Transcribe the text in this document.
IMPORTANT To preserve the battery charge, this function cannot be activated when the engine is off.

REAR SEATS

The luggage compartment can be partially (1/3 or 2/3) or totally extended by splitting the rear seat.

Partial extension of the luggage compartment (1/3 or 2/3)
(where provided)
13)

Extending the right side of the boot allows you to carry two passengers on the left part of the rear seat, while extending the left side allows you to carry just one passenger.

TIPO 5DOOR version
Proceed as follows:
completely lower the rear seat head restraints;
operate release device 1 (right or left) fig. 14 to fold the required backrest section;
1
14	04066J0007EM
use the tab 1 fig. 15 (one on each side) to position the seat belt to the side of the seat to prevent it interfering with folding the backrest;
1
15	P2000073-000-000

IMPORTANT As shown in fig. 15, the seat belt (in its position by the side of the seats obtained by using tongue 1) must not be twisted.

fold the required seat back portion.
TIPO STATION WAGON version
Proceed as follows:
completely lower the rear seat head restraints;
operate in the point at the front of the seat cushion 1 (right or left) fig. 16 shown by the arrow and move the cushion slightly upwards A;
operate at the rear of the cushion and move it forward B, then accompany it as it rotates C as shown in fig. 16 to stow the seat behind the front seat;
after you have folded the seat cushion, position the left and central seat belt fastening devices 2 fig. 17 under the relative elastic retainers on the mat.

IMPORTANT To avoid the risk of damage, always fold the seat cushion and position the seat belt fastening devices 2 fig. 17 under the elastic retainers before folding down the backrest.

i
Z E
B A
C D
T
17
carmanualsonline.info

════

_GIVEN PROBLEM_
Write out the records above again, keeping each one identical to the original.

_WRITTEN RESPONSE_
Transcribe the text in this document.
IMPORTANT To preserve the battery charge, this function cannot be activated when the engine is off.

REAR SEATS

The luggage compartment can be partially (1/3 or 2/3) or totally extended by splitting the rear seat.

Partial extension of the luggage compartment (1/3 or 2/3)
(where provided)
13)

Extending the right side of the boot allows you to carry two passengers on the left part of the rear seat, while extending the left side allows you to carry just one passenger.

TIPO 5DOOR version
Proceed as follows:
completely lower the rear seat head restraints;
operate release device 1 (right or left) fig. 14 to fold the required backrest section;
1
14	04066J0007EM
use the tab 1 fig. 15 (one on each side) to position the seat belt to the side of the seat to prevent it interfering with folding the backrest;
1
15	P2000073-000-000

IMPORTANT As shown in fig. 15, the seat belt (in its position by the side of the seats obtained by using tongue 1) must not be twisted.

fold the required seat back portion.
TIPO STATION WAGON version
Proceed as follows:
completely lower the rear seat head restraints;
operate in the point at the front of the seat cushion 1 (right or left) fig. 16 shown by the arrow and move the cushion slightly upwards A;
operate at the rear of the cushion and move it forward B, then accompany it as it rotates C as shown in fig. 16 to stow the seat behind the front seat;
after you have folded the seat cushion, position the left and central seat belt fastening devices 2 fig. 17 under the relative elastic retainers on the mat.

IMPORTANT To avoid the risk of damage, always fold the seat cushion and position the seat belt fastening devices 2 fig. 17 under the elastic retainers before folding down the backrest.

i
Z E
B A
C D
T
17
carmanualsonline.info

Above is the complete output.